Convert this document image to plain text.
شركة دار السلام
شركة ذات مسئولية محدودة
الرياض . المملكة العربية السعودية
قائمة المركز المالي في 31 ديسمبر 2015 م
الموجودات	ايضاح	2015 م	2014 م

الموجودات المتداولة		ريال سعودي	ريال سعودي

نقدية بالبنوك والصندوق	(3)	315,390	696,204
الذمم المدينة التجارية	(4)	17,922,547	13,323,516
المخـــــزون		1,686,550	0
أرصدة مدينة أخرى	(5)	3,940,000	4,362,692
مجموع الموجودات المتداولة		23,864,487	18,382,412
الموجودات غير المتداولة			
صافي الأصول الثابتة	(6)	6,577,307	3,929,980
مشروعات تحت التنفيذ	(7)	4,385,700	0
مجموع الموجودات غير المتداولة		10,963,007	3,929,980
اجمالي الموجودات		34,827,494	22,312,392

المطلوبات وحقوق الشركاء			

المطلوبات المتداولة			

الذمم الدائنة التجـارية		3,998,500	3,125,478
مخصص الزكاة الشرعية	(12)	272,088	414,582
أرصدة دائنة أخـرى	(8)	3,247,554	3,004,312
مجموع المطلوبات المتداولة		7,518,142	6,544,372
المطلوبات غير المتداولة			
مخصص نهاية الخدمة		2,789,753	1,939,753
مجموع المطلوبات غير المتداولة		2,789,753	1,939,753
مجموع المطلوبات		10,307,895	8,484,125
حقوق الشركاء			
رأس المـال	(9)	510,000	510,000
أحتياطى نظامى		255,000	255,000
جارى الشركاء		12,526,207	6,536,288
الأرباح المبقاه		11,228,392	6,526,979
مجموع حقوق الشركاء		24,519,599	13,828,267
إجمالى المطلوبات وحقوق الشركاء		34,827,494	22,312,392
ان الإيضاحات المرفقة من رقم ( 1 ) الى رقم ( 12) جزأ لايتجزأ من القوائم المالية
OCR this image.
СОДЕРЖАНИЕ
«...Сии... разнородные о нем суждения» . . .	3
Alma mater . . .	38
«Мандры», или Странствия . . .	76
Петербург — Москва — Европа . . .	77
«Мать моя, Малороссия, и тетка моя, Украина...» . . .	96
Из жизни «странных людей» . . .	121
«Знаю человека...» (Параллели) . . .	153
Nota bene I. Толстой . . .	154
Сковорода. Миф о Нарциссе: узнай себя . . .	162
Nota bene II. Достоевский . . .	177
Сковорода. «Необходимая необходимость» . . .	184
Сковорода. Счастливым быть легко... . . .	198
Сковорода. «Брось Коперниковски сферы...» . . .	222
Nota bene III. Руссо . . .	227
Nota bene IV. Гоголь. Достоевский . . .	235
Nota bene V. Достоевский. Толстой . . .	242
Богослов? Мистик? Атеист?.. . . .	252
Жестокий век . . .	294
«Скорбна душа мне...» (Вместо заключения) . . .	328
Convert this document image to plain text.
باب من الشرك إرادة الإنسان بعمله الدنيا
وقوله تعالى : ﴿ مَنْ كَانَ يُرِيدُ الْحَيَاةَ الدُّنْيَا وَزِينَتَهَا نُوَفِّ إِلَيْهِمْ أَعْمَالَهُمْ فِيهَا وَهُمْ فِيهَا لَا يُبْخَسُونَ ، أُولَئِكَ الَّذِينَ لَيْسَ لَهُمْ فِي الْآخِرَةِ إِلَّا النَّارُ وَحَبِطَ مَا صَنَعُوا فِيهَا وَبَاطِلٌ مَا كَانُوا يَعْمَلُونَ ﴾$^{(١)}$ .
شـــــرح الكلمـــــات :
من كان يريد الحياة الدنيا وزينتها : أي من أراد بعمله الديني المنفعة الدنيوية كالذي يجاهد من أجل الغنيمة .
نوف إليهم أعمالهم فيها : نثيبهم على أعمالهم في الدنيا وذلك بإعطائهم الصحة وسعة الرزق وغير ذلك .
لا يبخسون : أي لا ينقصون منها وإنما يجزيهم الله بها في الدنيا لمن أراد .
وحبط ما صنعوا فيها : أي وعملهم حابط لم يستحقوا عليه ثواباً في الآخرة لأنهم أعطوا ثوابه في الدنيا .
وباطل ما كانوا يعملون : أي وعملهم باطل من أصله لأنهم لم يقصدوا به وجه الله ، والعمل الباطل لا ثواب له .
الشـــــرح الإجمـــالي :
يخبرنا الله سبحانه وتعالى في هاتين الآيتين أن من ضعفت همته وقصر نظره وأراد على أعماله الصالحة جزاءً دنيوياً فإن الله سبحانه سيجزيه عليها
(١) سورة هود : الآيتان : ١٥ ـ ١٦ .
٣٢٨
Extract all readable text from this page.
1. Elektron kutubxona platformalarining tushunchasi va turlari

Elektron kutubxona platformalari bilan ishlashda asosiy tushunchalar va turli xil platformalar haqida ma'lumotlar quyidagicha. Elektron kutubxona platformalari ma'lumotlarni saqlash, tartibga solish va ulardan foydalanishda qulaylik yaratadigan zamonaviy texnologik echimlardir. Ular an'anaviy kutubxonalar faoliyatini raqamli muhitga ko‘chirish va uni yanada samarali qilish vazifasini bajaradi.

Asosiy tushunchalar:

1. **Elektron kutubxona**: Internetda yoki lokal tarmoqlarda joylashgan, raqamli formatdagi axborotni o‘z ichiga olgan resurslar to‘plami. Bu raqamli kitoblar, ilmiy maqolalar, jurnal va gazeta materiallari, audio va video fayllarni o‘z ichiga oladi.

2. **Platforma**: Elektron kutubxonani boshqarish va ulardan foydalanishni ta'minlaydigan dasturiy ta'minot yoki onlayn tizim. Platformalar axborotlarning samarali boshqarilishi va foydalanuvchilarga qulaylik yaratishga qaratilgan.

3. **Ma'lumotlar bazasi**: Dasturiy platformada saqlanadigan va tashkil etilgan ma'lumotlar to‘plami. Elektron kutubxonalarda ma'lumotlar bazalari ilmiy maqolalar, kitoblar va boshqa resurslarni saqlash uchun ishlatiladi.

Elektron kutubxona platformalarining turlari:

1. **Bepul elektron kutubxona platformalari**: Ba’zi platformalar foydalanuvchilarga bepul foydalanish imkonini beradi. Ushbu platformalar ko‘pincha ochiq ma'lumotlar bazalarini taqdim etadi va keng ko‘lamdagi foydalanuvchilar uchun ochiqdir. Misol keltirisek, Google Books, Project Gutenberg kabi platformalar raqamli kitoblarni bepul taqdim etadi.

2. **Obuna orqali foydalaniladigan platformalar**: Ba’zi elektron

+ + + + +

→ PROBLEM STATEMENT
Give back all the records exactly as they stand.

→ FINAL ANSWER
Convert this document image to plain text.
شركة دار السلام
شركة ذات مسئولية محدودة
الرياض . المملكة العربية السعودية
قائمة المركز المالي في 31 ديسمبر 2015 م
الموجودات	ايضاح	2015 م	2014 م

الموجودات المتداولة		ريال سعودي	ريال سعودي

نقدية بالبنوك والصندوق	(3)	315,390	696,204
الذمم المدينة التجارية	(4)	17,922,547	13,323,516
المخـــــزون		1,686,550	0
أرصدة مدينة أخرى	(5)	3,940,000	4,362,692
مجموع الموجودات المتداولة		23,864,487	18,382,412
الموجودات غير المتداولة			
صافي الأصول الثابتة	(6)	6,577,307	3,929,980
مشروعات تحت التنفيذ	(7)	4,385,700	0
مجموع الموجودات غير المتداولة		10,963,007	3,929,980
اجمالي الموجودات		34,827,494	22,312,392

المطلوبات وحقوق الشركاء			

المطلوبات المتداولة			

الذمم الدائنة التجـارية		3,998,500	3,125,478
مخصص الزكاة الشرعية	(12)	272,088	414,582
أرصدة دائنة أخـرى	(8)	3,247,554	3,004,312
مجموع المطلوبات المتداولة		7,518,142	6,544,372
المطلوبات غير المتداولة			
مخصص نهاية الخدمة		2,789,753	1,939,753
مجموع المطلوبات غير المتداولة		2,789,753	1,939,753
مجموع المطلوبات		10,307,895	8,484,125
حقوق الشركاء			
رأس المـال	(9)	510,000	510,000
أحتياطى نظامى		255,000	255,000
جارى الشركاء		12,526,207	6,536,288
الأرباح المبقاه		11,228,392	6,526,979
مجموع حقوق الشركاء		24,519,599	13,828,267
إجمالى المطلوبات وحقوق الشركاء		34,827,494	22,312,392
ان الإيضاحات المرفقة من رقم ( 1 ) الى رقم ( 12) جزأ لايتجزأ من القوائم المالية
OCR this image.
СОДЕРЖАНИЕ
«...Сии... разнородные о нем суждения» . . .	3
Alma mater . . .	38
«Мандры», или Странствия . . .	76
Петербург — Москва — Европа . . .	77
«Мать моя, Малороссия, и тетка моя, Украина...» . . .	96
Из жизни «странных людей» . . .	121
«Знаю человека...» (Параллели) . . .	153
Nota bene I. Толстой . . .	154
Сковорода. Миф о Нарциссе: узнай себя . . .	162
Nota bene II. Достоевский . . .	177
Сковорода. «Необходимая необходимость» . . .	184
Сковорода. Счастливым быть легко... . . .	198
Сковорода. «Брось Коперниковски сферы...» . . .	222
Nota bene III. Руссо . . .	227
Nota bene IV. Гоголь. Достоевский . . .	235
Nota bene V. Достоевский. Толстой . . .	242
Богослов? Мистик? Атеист?.. . . .	252
Жестокий век . . .	294
«Скорбна душа мне...» (Вместо заключения) . . .	328
Convert this document image to plain text.
باب من الشرك إرادة الإنسان بعمله الدنيا
وقوله تعالى : ﴿ مَنْ كَانَ يُرِيدُ الْحَيَاةَ الدُّنْيَا وَزِينَتَهَا نُوَفِّ إِلَيْهِمْ أَعْمَالَهُمْ فِيهَا وَهُمْ فِيهَا لَا يُبْخَسُونَ ، أُولَئِكَ الَّذِينَ لَيْسَ لَهُمْ فِي الْآخِرَةِ إِلَّا النَّارُ وَحَبِطَ مَا صَنَعُوا فِيهَا وَبَاطِلٌ مَا كَانُوا يَعْمَلُونَ ﴾$^{(١)}$ .
شـــــرح الكلمـــــات :
من كان يريد الحياة الدنيا وزينتها : أي من أراد بعمله الديني المنفعة الدنيوية كالذي يجاهد من أجل الغنيمة .
نوف إليهم أعمالهم فيها : نثيبهم على أعمالهم في الدنيا وذلك بإعطائهم الصحة وسعة الرزق وغير ذلك .
لا يبخسون : أي لا ينقصون منها وإنما يجزيهم الله بها في الدنيا لمن أراد .
وحبط ما صنعوا فيها : أي وعملهم حابط لم يستحقوا عليه ثواباً في الآخرة لأنهم أعطوا ثوابه في الدنيا .
وباطل ما كانوا يعملون : أي وعملهم باطل من أصله لأنهم لم يقصدوا به وجه الله ، والعمل الباطل لا ثواب له .
الشـــــرح الإجمـــالي :
يخبرنا الله سبحانه وتعالى في هاتين الآيتين أن من ضعفت همته وقصر نظره وأراد على أعماله الصالحة جزاءً دنيوياً فإن الله سبحانه سيجزيه عليها
(١) سورة هود : الآيتان : ١٥ ـ ١٦ .
٣٢٨
Extract all readable text from this page.
1. Elektron kutubxona platformalarining tushunchasi va turlari

Elektron kutubxona platformalari bilan ishlashda asosiy tushunchalar va turli xil platformalar haqida ma'lumotlar quyidagicha. Elektron kutubxona platformalari ma'lumotlarni saqlash, tartibga solish va ulardan foydalanishda qulaylik yaratadigan zamonaviy texnologik echimlardir. Ular an'anaviy kutubxonalar faoliyatini raqamli muhitga ko‘chirish va uni yanada samarali qilish vazifasini bajaradi.

Asosiy tushunchalar:

1. **Elektron kutubxona**: Internetda yoki lokal tarmoqlarda joylashgan, raqamli formatdagi axborotni o‘z ichiga olgan resurslar to‘plami. Bu raqamli kitoblar, ilmiy maqolalar, jurnal va gazeta materiallari, audio va video fayllarni o‘z ichiga oladi.

2. **Platforma**: Elektron kutubxonani boshqarish va ulardan foydalanishni ta'minlaydigan dasturiy ta'minot yoki onlayn tizim. Platformalar axborotlarning samarali boshqarilishi va foydalanuvchilarga qulaylik yaratishga qaratilgan.

3. **Ma'lumotlar bazasi**: Dasturiy platformada saqlanadigan va tashkil etilgan ma'lumotlar to‘plami. Elektron kutubxonalarda ma'lumotlar bazalari ilmiy maqolalar, kitoblar va boshqa resurslarni saqlash uchun ishlatiladi.

Elektron kutubxona platformalarining turlari:

1. **Bepul elektron kutubxona platformalari**: Ba’zi platformalar foydalanuvchilarga bepul foydalanish imkonini beradi. Ushbu platformalar ko‘pincha ochiq ma'lumotlar bazalarini taqdim etadi va keng ko‘lamdagi foydalanuvchilar uchun ochiqdir. Misol keltirisek, Google Books, Project Gutenberg kabi platformalar raqamli kitoblarni bepul taqdim etadi.

2. **Obuna orqali foydalaniladigan platformalar**: Ba’zi elektron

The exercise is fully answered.